╭──

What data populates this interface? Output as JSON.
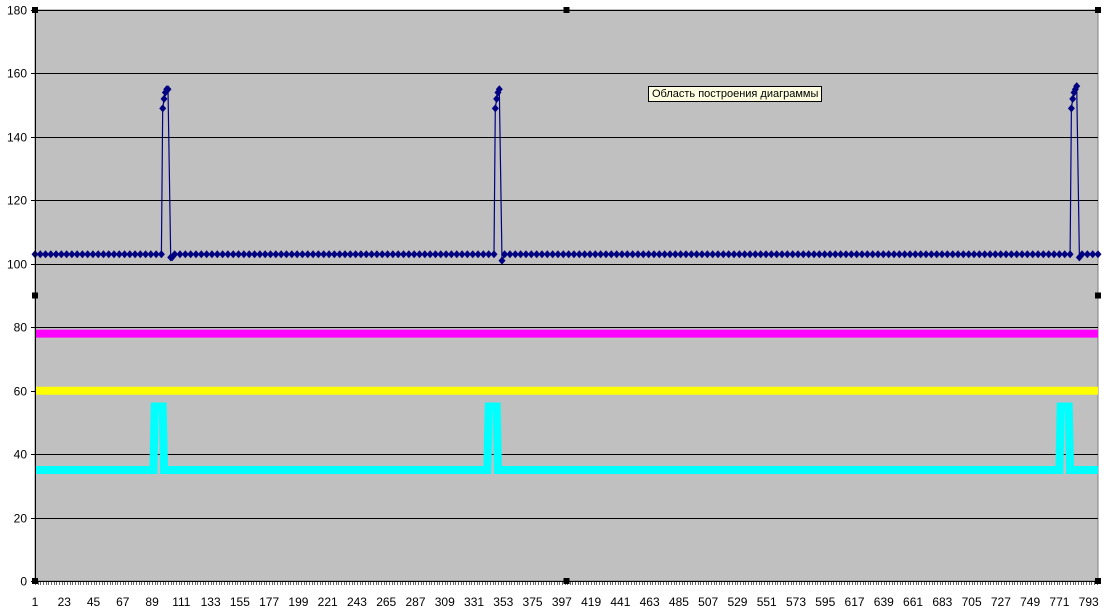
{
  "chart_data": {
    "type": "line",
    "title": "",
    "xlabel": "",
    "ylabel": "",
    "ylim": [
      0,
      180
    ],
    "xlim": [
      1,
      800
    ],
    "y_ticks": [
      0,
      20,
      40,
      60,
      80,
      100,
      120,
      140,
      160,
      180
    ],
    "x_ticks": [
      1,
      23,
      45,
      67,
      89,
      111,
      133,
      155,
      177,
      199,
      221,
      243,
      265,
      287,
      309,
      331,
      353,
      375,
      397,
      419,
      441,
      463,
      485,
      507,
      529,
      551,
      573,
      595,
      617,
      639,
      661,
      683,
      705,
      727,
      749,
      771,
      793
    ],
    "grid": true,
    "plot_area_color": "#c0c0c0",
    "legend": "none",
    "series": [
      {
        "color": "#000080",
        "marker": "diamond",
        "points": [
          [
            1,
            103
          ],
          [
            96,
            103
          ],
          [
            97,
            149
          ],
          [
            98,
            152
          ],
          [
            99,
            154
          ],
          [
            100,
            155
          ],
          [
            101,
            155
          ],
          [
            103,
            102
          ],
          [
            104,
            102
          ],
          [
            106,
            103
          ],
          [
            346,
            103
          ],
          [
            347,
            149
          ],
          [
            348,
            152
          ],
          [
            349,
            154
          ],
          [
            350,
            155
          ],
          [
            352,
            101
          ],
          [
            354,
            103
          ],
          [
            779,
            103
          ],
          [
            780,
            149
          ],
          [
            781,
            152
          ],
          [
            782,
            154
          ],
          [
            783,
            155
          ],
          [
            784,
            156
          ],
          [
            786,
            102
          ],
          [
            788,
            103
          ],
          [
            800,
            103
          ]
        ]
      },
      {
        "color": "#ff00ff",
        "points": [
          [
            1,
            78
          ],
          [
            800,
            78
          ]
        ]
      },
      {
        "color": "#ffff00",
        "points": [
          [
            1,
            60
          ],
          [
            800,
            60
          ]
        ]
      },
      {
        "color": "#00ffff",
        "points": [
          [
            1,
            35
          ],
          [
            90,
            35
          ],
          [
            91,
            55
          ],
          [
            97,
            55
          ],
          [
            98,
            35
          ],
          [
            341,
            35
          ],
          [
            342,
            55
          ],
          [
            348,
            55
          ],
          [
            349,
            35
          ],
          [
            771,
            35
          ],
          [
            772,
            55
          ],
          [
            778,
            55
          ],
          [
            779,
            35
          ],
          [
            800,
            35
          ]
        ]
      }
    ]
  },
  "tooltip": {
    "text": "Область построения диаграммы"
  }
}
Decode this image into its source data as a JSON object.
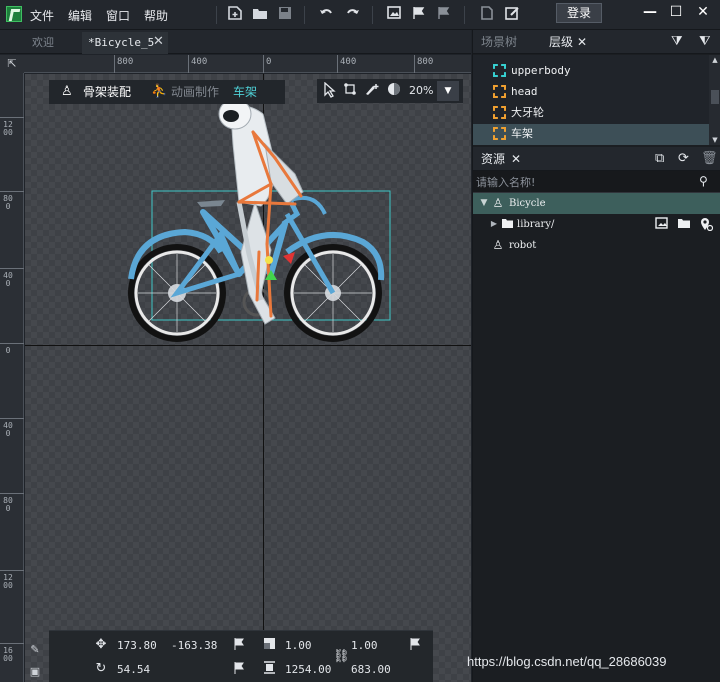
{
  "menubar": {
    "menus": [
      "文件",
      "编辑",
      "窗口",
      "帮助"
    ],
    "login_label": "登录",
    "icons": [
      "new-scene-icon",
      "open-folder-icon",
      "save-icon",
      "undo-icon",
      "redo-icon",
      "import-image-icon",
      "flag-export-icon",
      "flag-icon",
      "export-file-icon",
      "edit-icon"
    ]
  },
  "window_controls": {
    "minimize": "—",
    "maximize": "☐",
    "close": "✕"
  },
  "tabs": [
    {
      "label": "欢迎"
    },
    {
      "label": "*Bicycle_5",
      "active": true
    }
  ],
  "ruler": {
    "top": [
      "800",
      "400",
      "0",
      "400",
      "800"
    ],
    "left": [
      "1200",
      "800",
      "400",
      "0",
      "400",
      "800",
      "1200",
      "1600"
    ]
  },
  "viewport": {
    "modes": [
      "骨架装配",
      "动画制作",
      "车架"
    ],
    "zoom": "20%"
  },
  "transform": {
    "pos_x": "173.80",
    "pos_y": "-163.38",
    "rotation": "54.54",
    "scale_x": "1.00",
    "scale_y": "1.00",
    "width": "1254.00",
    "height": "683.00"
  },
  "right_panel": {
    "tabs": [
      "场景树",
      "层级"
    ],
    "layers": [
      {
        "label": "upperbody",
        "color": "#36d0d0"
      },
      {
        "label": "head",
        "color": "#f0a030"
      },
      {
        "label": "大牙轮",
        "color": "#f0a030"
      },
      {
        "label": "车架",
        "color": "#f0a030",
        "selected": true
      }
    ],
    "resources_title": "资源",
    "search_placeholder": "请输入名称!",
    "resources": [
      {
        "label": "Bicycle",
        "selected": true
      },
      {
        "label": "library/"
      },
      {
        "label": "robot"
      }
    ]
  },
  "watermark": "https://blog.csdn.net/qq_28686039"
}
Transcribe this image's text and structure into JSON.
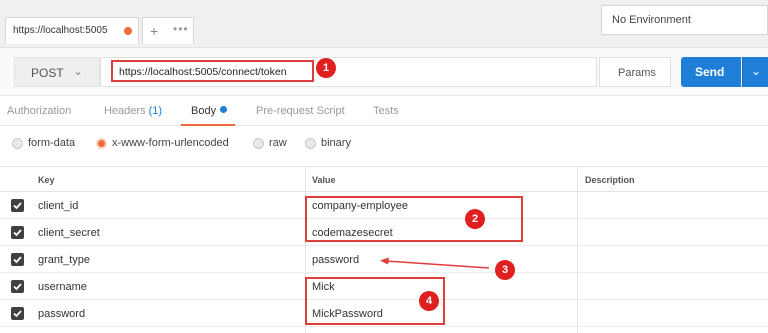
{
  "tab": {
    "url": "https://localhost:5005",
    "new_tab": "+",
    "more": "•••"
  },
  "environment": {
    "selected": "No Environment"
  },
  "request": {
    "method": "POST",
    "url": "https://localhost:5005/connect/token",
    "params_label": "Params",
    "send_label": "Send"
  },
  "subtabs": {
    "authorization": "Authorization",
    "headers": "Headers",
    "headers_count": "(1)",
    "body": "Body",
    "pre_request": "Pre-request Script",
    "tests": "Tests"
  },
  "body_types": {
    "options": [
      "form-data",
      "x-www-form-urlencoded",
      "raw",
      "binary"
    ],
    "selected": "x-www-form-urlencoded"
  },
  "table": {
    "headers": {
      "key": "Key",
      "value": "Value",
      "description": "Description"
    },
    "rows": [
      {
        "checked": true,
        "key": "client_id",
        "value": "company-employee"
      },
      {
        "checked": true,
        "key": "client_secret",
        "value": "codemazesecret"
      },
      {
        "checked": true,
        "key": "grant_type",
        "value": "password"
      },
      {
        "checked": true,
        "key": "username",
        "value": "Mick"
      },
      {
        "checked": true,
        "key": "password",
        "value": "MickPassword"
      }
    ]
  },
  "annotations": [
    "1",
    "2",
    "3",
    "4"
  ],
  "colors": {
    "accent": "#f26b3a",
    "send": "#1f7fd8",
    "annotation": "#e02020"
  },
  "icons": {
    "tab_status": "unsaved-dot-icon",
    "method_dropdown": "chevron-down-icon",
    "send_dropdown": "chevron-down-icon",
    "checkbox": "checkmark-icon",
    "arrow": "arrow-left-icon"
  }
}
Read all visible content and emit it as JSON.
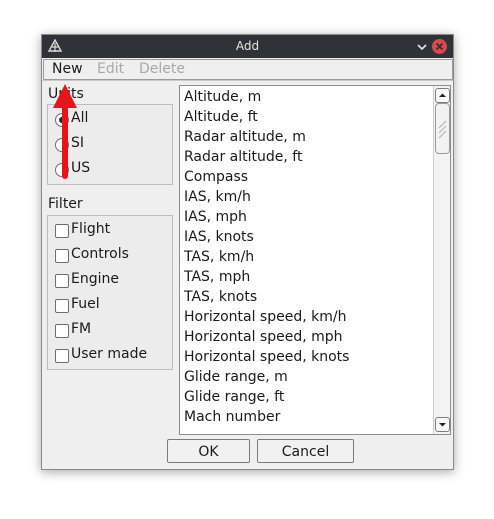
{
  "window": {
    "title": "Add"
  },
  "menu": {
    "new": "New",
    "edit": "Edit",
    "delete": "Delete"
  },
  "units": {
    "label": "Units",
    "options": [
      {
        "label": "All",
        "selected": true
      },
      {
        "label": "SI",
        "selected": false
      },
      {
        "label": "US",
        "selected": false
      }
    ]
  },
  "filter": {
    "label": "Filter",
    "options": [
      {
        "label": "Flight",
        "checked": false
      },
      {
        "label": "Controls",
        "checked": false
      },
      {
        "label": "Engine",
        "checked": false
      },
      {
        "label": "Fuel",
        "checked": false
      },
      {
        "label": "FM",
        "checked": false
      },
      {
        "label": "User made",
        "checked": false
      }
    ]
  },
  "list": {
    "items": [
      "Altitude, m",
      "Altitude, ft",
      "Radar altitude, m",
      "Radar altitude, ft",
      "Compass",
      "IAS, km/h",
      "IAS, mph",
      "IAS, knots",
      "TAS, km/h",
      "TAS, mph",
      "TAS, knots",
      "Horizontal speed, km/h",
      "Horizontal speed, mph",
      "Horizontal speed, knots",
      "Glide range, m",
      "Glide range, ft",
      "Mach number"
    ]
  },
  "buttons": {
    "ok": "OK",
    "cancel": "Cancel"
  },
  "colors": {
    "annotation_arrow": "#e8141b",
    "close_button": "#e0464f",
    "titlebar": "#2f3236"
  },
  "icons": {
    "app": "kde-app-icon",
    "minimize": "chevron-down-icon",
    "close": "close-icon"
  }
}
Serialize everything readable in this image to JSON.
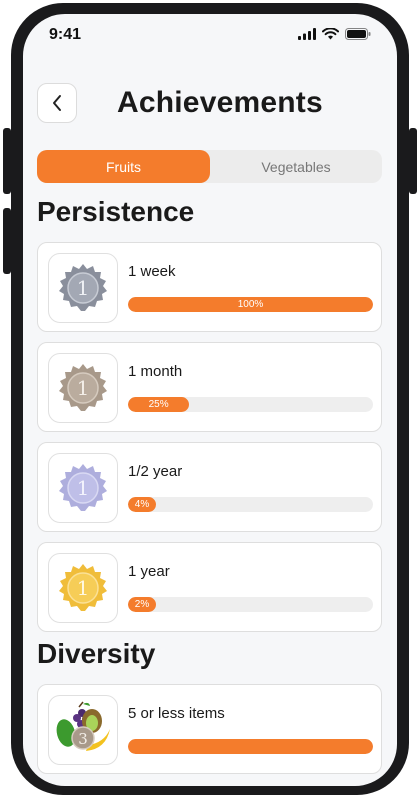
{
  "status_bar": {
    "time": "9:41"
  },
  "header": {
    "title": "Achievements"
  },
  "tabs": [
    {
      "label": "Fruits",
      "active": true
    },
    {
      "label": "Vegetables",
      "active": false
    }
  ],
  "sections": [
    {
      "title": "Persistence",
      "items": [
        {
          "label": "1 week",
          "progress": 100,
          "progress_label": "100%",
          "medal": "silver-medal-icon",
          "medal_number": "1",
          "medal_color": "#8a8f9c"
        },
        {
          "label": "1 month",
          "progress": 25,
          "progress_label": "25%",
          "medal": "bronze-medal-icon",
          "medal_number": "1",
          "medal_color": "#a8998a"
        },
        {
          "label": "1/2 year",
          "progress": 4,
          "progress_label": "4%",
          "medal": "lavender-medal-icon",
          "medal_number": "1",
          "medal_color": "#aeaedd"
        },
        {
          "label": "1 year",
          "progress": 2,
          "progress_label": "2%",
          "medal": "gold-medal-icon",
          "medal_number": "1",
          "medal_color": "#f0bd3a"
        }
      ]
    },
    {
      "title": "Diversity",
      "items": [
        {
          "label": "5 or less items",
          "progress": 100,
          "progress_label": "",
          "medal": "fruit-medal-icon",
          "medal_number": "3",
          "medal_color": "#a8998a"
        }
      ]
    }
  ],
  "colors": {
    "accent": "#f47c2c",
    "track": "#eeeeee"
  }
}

╰──

* Your goal
Identify every line above with the string "items" in it. Copy those lines.

* Exercise solution
    "items": [
      "items": [
      "items": [
          "label": "5 or less items",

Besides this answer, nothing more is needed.